**Request:** Extract every record, exactly as written, and ignore the pictures.

(Lines of data)
----------

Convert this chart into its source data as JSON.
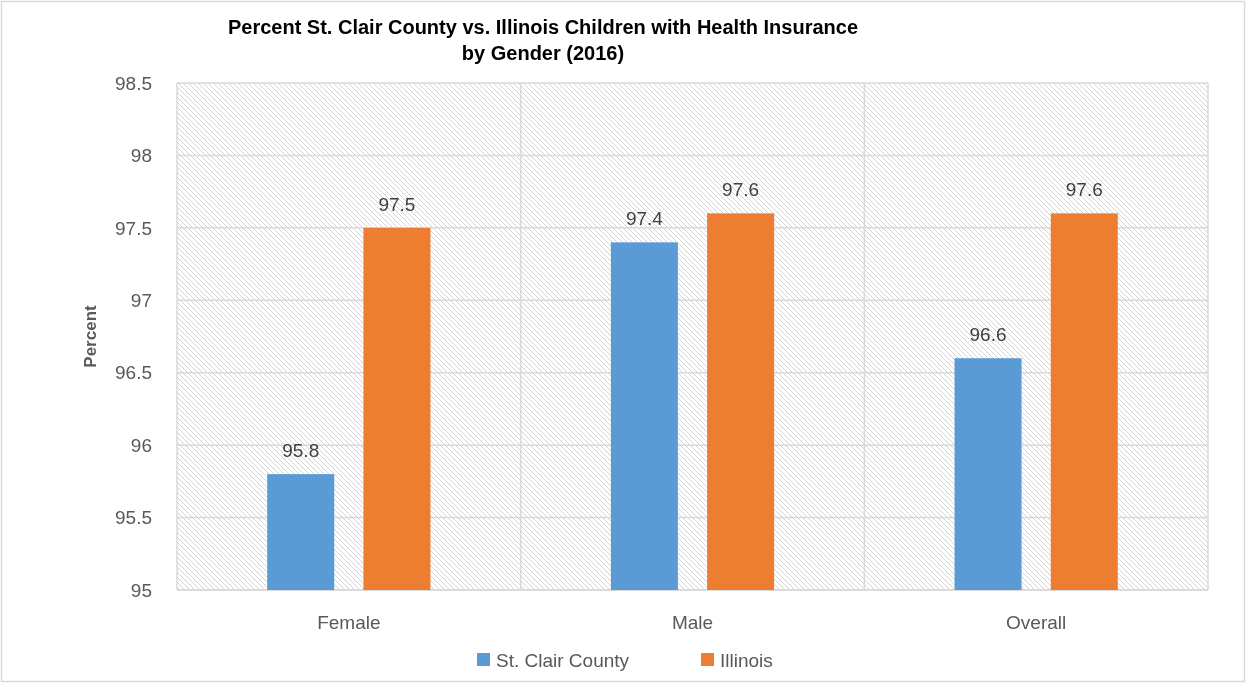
{
  "chart_data": {
    "type": "bar",
    "title": "Percent St. Clair County vs. Illinois Children with Health Insurance\nby Gender (2016)",
    "ylabel": "Percent",
    "categories": [
      "Female",
      "Male",
      "Overall"
    ],
    "series": [
      {
        "name": "St. Clair County",
        "color": "#5b9bd5",
        "values": [
          95.8,
          97.4,
          96.6
        ]
      },
      {
        "name": "Illinois",
        "color": "#ed7d31",
        "values": [
          97.5,
          97.6,
          97.6
        ]
      }
    ],
    "ylim": [
      95,
      98.5
    ],
    "yticks": [
      95,
      95.5,
      96,
      96.5,
      97,
      97.5,
      98,
      98.5
    ],
    "grid": true,
    "legend": "bottom",
    "data_labels": true
  }
}
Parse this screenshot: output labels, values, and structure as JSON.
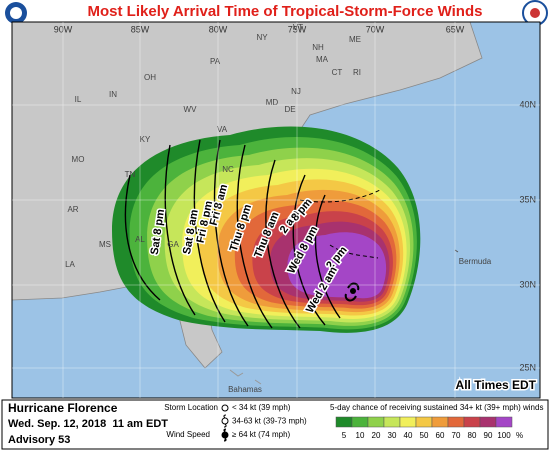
{
  "header": {
    "title": "Most Likely Arrival Time of Tropical-Storm-Force Winds"
  },
  "map": {
    "longitude_labels": [
      "90W",
      "85W",
      "80W",
      "75W",
      "70W",
      "65W"
    ],
    "latitude_labels": [
      "40N",
      "35N",
      "30N",
      "25N"
    ],
    "place_labels": [
      "IL",
      "IN",
      "OH",
      "PA",
      "NY",
      "VT",
      "NH",
      "MA",
      "ME",
      "CT",
      "RI",
      "NJ",
      "MD",
      "DE",
      "WV",
      "VA",
      "KY",
      "MO",
      "TN",
      "NC",
      "AR",
      "MS",
      "AL",
      "GA",
      "LA",
      "Bermuda",
      "Bahamas"
    ],
    "time_labels": [
      "Sat 8 pm",
      "Sat 8 am",
      "Fri 8 pm",
      "Fri 8 am",
      "Thu 8 pm",
      "Thu 8 am",
      "2 am",
      "8 pm",
      "Wed 8 pm",
      "2 pm",
      "Wed 2 am"
    ],
    "time_zone_note": "All Times EDT"
  },
  "legend": {
    "storm_name": "Hurricane Florence",
    "issued": "Wed. Sep. 12, 2018  11 am EDT",
    "advisory": "Advisory 53",
    "storm_location_label": "Storm Location",
    "wind_speed_label": "Wind Speed",
    "symbols": [
      "< 34 kt (39 mph)",
      "34-63 kt (39-73 mph)",
      "≥ 64 kt (74 mph)"
    ],
    "scale_title": "5-day chance of receiving sustained 34+ kt (39+ mph) winds",
    "scale": [
      5,
      10,
      20,
      30,
      40,
      50,
      60,
      70,
      80,
      90,
      100
    ],
    "scale_colors": [
      "#1f8a2a",
      "#4cb33c",
      "#8fd14b",
      "#c6e65a",
      "#f1ef5b",
      "#f4c845",
      "#ef9c3b",
      "#e2683a",
      "#c9424a",
      "#a8326e",
      "#a446c6"
    ],
    "scale_unit": "%"
  }
}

----------

**Complete response:**
Convert this chart into its source data as JSON.
{
  "chart_data": {
    "type": "bar",
    "title": "Percent St. Clair County vs. Illinois Children with Health Insurance\nby Gender (2016)",
    "ylabel": "Percent",
    "categories": [
      "Female",
      "Male",
      "Overall"
    ],
    "series": [
      {
        "name": "St. Clair County",
        "color": "#5b9bd5",
        "values": [
          95.8,
          97.4,
          96.6
        ]
      },
      {
        "name": "Illinois",
        "color": "#ed7d31",
        "values": [
          97.5,
          97.6,
          97.6
        ]
      }
    ],
    "ylim": [
      95,
      98.5
    ],
    "yticks": [
      95,
      95.5,
      96,
      96.5,
      97,
      97.5,
      98,
      98.5
    ],
    "grid": true,
    "legend": "bottom",
    "data_labels": true
  }
}
Parse this screenshot: output labels, values, and structure as JSON.
{
  "header": {
    "title": "Most Likely Arrival Time of Tropical-Storm-Force Winds"
  },
  "map": {
    "longitude_labels": [
      "90W",
      "85W",
      "80W",
      "75W",
      "70W",
      "65W"
    ],
    "latitude_labels": [
      "40N",
      "35N",
      "30N",
      "25N"
    ],
    "place_labels": [
      "IL",
      "IN",
      "OH",
      "PA",
      "NY",
      "VT",
      "NH",
      "MA",
      "ME",
      "CT",
      "RI",
      "NJ",
      "MD",
      "DE",
      "WV",
      "VA",
      "KY",
      "MO",
      "TN",
      "NC",
      "AR",
      "MS",
      "AL",
      "GA",
      "LA",
      "Bermuda",
      "Bahamas"
    ],
    "time_labels": [
      "Sat 8 pm",
      "Sat 8 am",
      "Fri 8 pm",
      "Fri 8 am",
      "Thu 8 pm",
      "Thu 8 am",
      "2 am",
      "8 pm",
      "Wed 8 pm",
      "2 pm",
      "Wed 2 am"
    ],
    "time_zone_note": "All Times EDT"
  },
  "legend": {
    "storm_name": "Hurricane Florence",
    "issued": "Wed. Sep. 12, 2018  11 am EDT",
    "advisory": "Advisory 53",
    "storm_location_label": "Storm Location",
    "wind_speed_label": "Wind Speed",
    "symbols": [
      "< 34 kt (39 mph)",
      "34-63 kt (39-73 mph)",
      "≥ 64 kt (74 mph)"
    ],
    "scale_title": "5-day chance of receiving sustained 34+ kt (39+ mph) winds",
    "scale": [
      5,
      10,
      20,
      30,
      40,
      50,
      60,
      70,
      80,
      90,
      100
    ],
    "scale_colors": [
      "#1f8a2a",
      "#4cb33c",
      "#8fd14b",
      "#c6e65a",
      "#f1ef5b",
      "#f4c845",
      "#ef9c3b",
      "#e2683a",
      "#c9424a",
      "#a8326e",
      "#a446c6"
    ],
    "scale_unit": "%"
  }
}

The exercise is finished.